THE EXERCISE: Search the data below for the word "кровельный" and copy each line that holds it.

RECORDS SHOWN:

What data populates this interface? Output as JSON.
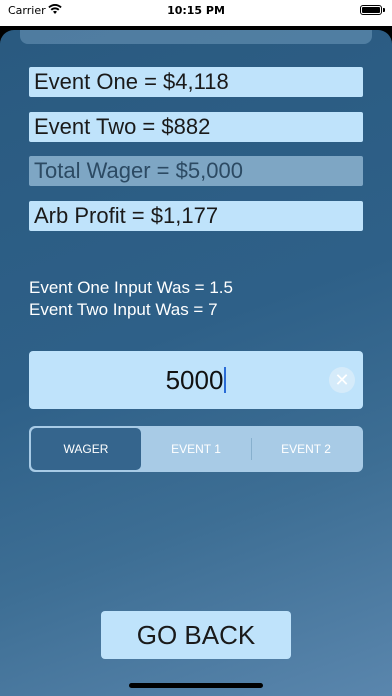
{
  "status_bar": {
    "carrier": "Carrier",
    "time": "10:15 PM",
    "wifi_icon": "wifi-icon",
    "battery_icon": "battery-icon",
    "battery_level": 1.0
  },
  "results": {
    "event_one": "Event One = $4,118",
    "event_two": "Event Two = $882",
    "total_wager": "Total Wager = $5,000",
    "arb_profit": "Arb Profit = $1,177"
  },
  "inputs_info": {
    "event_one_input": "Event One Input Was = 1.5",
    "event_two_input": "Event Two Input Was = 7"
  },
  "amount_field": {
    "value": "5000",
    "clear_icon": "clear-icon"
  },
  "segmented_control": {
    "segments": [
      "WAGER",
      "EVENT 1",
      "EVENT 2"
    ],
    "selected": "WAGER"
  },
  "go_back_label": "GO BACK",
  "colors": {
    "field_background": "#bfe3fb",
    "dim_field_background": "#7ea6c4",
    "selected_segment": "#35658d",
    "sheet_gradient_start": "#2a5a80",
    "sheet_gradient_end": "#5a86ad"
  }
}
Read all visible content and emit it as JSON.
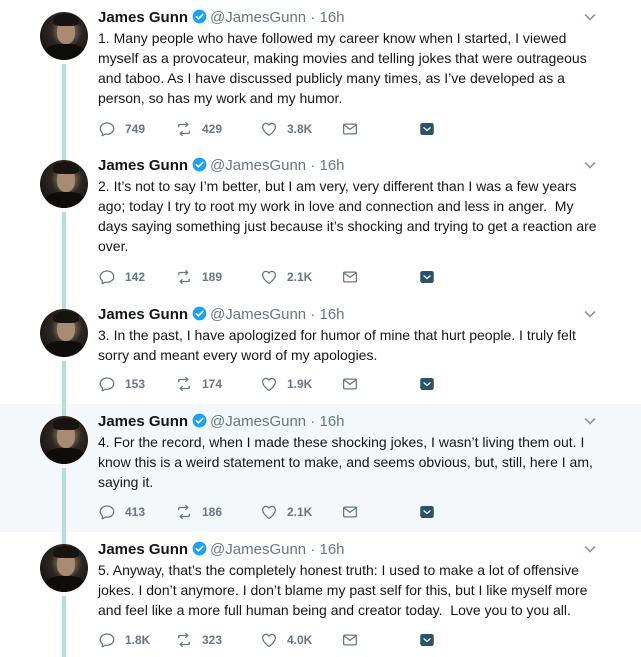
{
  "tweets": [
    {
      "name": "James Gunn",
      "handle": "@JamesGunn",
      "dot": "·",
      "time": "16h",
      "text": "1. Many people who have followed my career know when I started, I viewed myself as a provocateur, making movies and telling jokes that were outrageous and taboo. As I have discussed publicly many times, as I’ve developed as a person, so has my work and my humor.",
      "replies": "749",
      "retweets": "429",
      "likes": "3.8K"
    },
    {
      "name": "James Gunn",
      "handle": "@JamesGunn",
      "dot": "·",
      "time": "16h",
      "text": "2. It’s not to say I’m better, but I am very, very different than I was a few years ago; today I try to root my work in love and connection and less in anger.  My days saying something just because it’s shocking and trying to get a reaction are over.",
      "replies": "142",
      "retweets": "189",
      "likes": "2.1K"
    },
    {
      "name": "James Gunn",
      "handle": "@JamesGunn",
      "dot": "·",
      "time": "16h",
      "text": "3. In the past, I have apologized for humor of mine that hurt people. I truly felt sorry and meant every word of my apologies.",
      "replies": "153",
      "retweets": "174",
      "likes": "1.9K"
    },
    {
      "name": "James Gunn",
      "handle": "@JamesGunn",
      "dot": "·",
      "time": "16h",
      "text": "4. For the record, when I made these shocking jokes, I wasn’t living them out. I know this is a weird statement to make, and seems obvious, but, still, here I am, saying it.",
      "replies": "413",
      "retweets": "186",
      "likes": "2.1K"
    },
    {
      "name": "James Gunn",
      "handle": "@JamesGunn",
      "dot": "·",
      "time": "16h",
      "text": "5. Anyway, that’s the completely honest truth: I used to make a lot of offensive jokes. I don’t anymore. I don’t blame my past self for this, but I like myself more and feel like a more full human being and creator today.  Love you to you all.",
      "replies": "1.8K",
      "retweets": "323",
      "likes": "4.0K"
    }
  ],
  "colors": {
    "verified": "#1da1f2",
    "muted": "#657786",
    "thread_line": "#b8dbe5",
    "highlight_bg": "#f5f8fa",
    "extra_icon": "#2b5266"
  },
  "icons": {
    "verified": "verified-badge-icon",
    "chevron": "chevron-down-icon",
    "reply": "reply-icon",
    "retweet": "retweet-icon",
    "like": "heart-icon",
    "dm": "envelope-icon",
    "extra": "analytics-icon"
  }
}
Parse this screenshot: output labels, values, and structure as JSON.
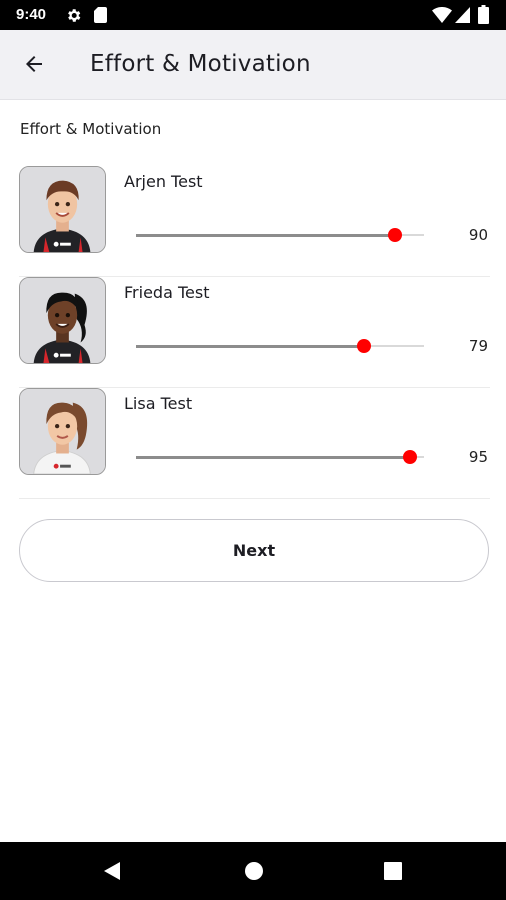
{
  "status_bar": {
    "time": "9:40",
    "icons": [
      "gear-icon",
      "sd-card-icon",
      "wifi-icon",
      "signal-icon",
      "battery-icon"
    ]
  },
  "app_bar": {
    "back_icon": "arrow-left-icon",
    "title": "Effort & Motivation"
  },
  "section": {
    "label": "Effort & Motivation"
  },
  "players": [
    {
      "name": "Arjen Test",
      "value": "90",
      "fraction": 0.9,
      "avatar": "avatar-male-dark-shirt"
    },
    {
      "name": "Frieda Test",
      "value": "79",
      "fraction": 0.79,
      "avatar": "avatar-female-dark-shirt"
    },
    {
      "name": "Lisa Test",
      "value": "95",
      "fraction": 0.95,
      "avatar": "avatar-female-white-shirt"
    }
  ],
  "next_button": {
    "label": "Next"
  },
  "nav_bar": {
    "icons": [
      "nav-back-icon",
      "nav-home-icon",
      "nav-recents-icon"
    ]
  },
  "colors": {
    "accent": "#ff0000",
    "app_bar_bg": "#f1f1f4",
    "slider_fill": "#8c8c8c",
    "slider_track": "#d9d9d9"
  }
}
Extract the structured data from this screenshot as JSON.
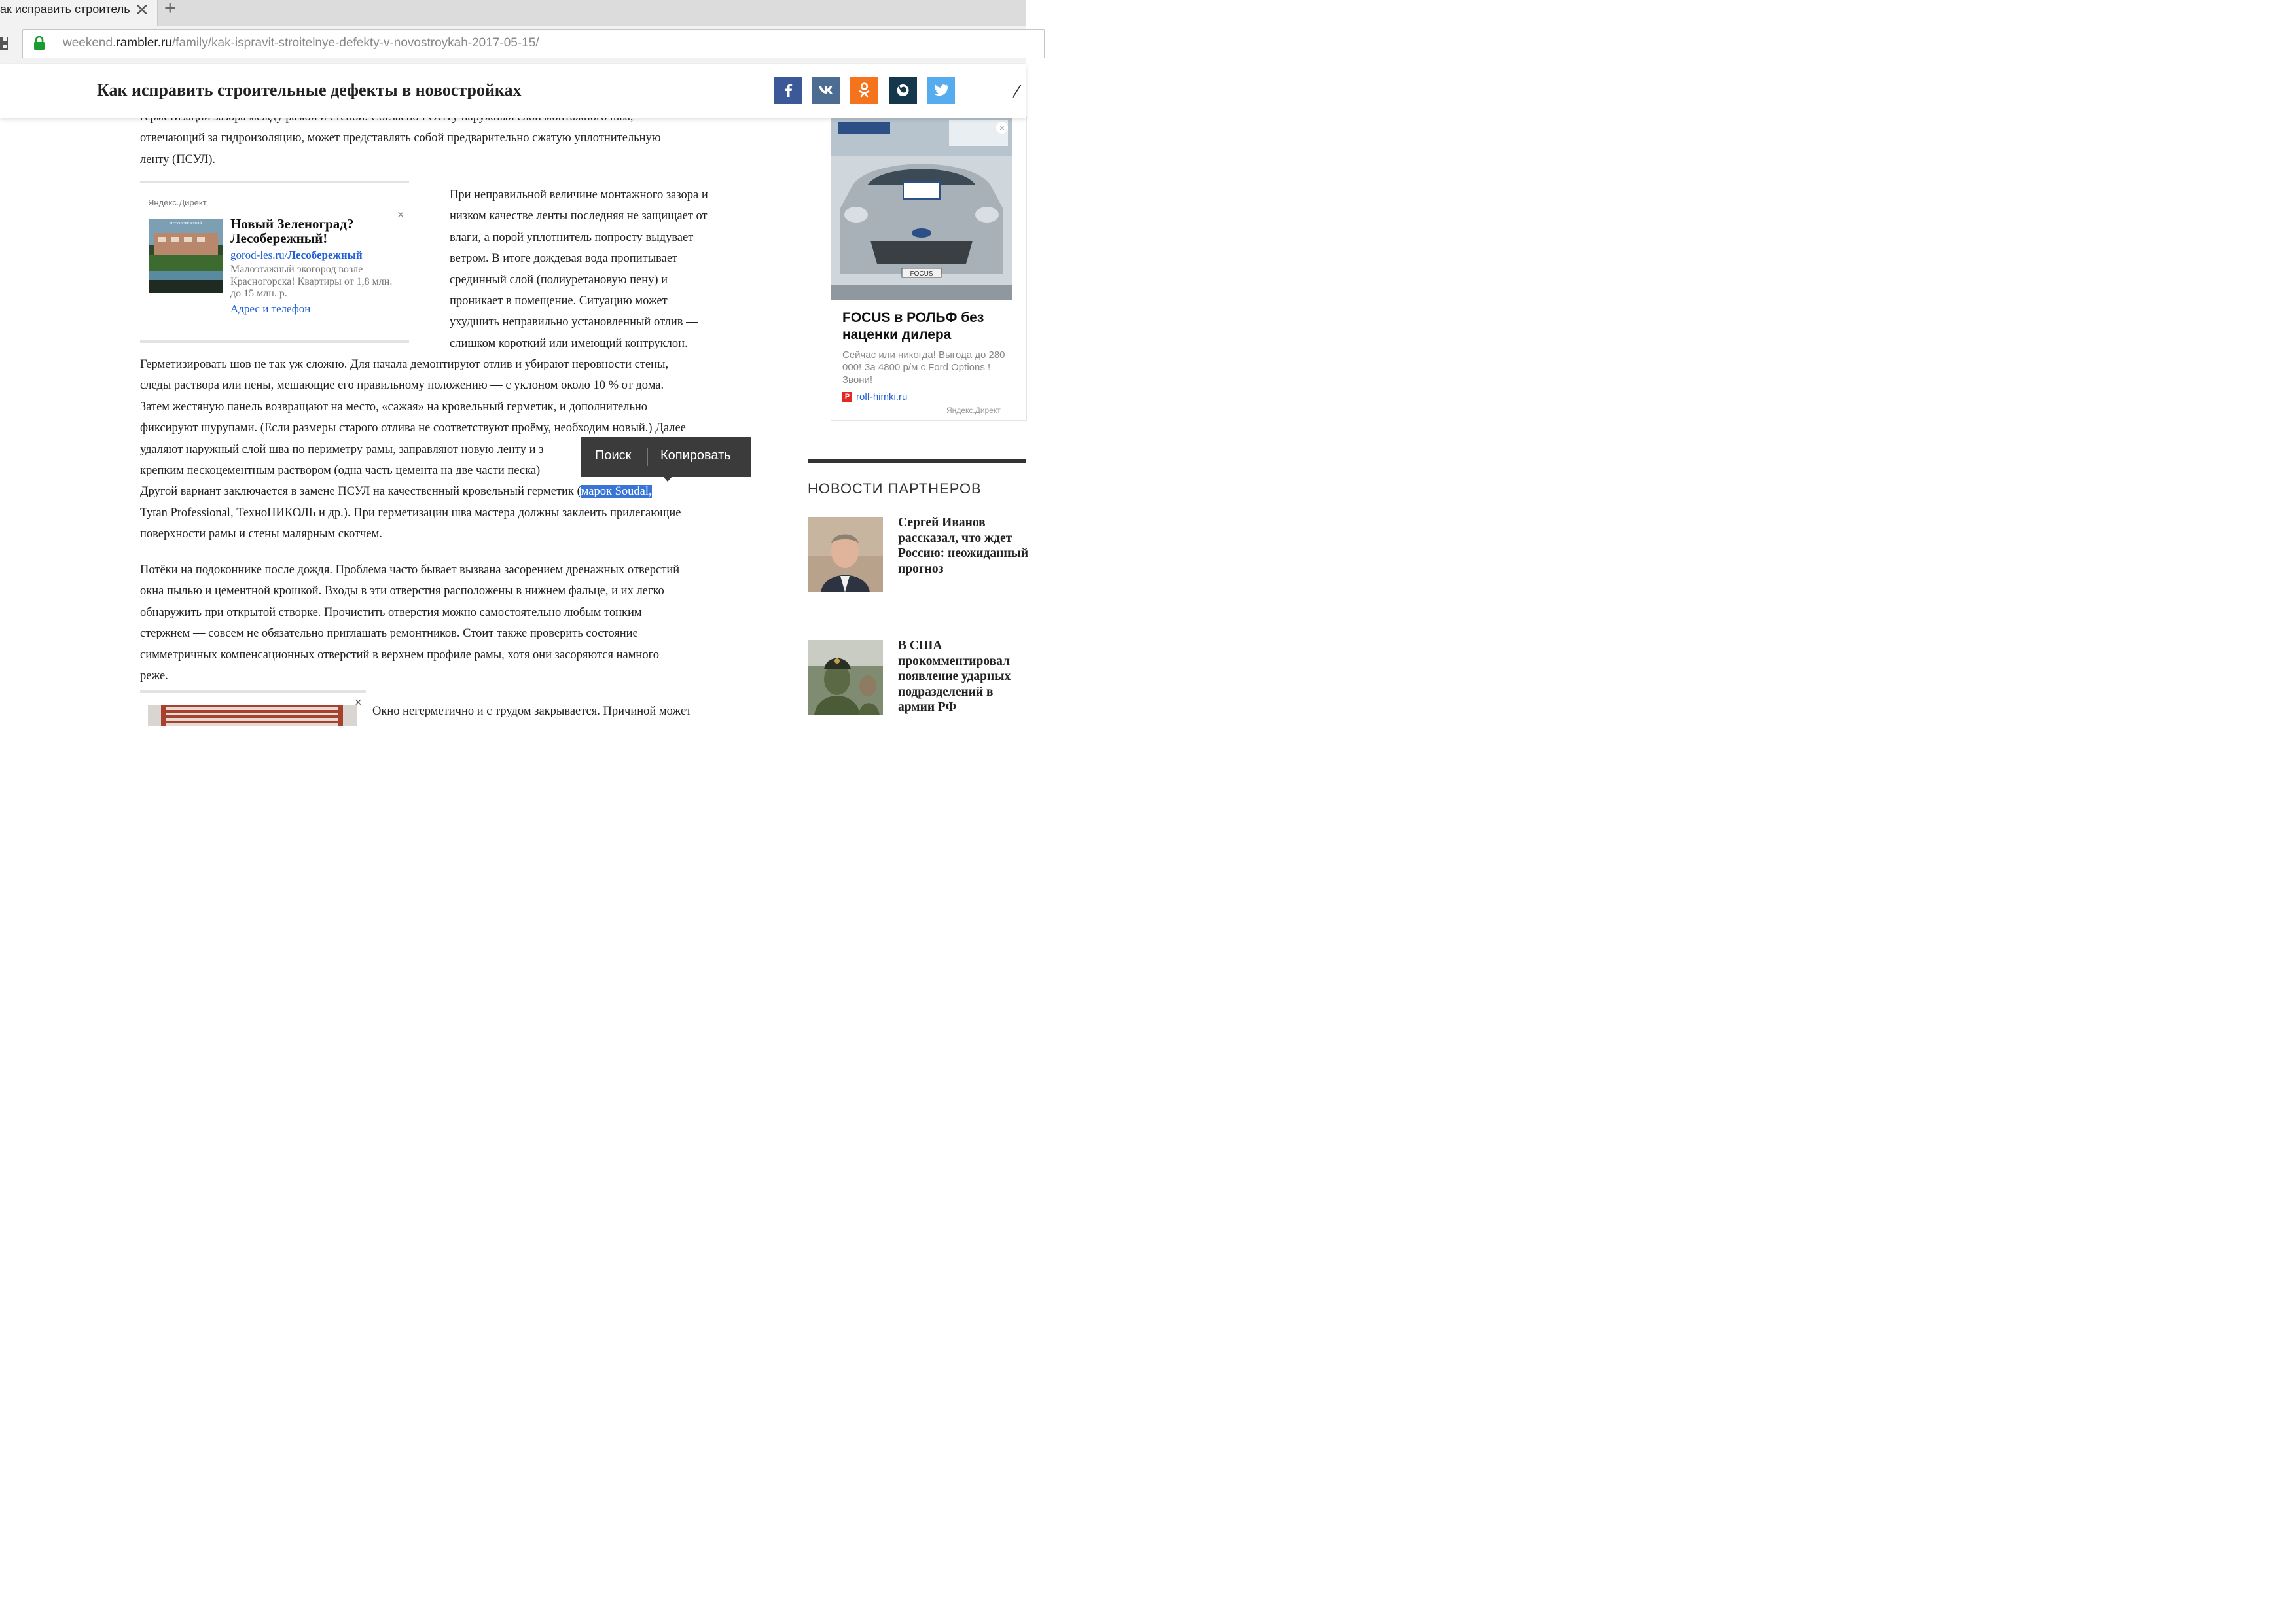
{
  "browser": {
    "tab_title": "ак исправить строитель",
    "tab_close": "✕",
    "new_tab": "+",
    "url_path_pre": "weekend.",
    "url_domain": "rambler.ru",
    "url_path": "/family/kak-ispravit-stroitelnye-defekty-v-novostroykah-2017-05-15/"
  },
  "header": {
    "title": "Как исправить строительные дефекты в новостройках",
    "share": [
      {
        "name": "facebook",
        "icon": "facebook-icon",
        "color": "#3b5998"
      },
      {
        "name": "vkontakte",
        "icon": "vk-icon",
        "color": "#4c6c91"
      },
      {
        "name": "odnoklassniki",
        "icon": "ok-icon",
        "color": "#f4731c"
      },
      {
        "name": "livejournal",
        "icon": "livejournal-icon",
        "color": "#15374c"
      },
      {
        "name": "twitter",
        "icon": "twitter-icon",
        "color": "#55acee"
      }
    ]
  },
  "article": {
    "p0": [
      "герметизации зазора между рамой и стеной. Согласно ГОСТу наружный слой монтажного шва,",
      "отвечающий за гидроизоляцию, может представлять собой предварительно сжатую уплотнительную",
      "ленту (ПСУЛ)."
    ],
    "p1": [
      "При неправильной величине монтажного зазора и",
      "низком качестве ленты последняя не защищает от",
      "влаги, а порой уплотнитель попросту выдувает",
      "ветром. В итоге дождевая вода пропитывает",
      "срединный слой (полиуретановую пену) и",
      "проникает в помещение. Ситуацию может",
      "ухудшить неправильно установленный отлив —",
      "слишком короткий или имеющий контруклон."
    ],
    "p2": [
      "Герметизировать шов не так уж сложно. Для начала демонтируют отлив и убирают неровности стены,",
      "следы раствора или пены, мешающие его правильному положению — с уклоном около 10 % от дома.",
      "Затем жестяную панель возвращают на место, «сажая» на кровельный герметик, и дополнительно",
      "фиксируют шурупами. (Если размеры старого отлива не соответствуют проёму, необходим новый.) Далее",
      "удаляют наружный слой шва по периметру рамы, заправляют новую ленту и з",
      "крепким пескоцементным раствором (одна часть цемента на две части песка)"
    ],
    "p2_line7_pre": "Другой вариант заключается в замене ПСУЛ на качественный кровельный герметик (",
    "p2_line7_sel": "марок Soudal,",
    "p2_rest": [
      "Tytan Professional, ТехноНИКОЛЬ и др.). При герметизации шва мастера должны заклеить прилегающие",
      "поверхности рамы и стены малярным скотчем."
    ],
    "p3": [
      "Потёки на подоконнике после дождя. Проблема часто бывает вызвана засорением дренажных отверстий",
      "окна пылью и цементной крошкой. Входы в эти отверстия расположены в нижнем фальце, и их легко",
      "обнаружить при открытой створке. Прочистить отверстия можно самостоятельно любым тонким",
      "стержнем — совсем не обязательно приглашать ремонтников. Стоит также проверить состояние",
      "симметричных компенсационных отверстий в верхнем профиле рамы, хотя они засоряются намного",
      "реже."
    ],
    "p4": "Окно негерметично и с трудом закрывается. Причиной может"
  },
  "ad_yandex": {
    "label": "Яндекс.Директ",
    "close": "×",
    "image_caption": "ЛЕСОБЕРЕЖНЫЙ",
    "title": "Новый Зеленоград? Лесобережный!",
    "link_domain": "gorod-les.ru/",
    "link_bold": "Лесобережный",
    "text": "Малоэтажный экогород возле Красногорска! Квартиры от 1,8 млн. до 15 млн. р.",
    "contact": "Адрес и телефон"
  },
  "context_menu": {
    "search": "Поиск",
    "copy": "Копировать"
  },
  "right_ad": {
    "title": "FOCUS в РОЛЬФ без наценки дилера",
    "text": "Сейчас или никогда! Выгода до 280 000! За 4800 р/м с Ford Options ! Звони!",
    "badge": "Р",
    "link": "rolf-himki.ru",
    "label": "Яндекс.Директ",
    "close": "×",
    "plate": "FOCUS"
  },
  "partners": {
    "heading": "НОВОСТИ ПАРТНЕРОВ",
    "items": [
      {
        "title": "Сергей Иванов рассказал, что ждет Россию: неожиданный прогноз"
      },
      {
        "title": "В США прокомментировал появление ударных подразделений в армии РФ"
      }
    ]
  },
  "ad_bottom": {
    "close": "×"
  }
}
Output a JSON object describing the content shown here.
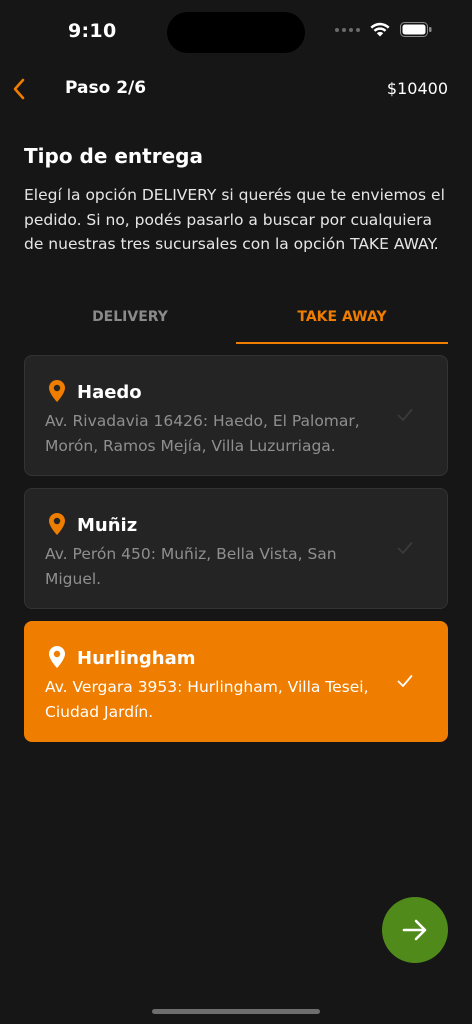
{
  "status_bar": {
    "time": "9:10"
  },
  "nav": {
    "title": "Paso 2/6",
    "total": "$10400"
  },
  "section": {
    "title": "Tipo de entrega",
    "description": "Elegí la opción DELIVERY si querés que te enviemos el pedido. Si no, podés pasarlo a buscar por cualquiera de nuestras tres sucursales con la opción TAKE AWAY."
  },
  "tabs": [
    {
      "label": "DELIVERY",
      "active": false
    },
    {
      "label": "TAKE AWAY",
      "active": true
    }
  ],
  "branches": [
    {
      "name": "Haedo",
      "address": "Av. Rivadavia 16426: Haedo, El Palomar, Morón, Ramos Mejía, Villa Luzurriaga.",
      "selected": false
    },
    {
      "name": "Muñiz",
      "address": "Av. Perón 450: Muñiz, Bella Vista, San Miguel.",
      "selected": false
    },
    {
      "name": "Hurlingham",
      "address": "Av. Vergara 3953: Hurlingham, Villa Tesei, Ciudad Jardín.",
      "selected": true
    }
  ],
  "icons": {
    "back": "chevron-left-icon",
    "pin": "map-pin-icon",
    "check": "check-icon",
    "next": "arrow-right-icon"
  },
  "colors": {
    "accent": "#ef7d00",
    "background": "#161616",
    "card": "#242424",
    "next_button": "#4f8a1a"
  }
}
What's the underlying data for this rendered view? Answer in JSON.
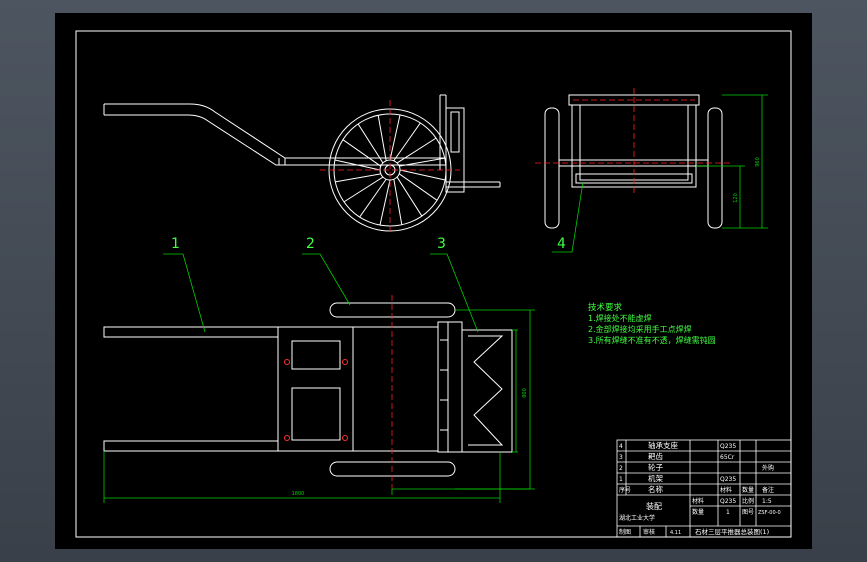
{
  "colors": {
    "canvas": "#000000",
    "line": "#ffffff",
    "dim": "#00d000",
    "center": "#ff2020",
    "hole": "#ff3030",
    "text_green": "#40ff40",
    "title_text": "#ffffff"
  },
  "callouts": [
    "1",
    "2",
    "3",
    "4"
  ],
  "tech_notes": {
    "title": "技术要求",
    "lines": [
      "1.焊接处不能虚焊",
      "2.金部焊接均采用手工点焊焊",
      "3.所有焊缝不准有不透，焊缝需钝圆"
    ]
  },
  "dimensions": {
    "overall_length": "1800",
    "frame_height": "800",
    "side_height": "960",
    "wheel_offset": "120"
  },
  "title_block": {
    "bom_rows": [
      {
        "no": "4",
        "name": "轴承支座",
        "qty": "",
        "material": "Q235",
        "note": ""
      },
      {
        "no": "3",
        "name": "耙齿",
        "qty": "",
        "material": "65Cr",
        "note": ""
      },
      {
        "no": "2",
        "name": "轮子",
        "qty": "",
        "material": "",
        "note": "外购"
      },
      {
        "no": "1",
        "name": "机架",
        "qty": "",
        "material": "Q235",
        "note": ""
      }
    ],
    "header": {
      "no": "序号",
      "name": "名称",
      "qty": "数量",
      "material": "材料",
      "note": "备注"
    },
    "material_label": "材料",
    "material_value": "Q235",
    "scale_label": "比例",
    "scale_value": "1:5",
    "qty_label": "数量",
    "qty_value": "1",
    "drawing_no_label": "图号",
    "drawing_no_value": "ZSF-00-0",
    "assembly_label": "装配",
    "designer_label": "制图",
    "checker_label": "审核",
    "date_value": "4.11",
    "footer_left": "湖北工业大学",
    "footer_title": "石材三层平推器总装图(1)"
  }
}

OUTPUT FOR THIS EXERCISE:
      "Затем жестяную панель возвращают на место, «сажая» на кровельный герметик, и дополнительно",
    "p2_line7_pre": "Другой вариант заключается в замене ПСУЛ на качественный кровельный герметик (",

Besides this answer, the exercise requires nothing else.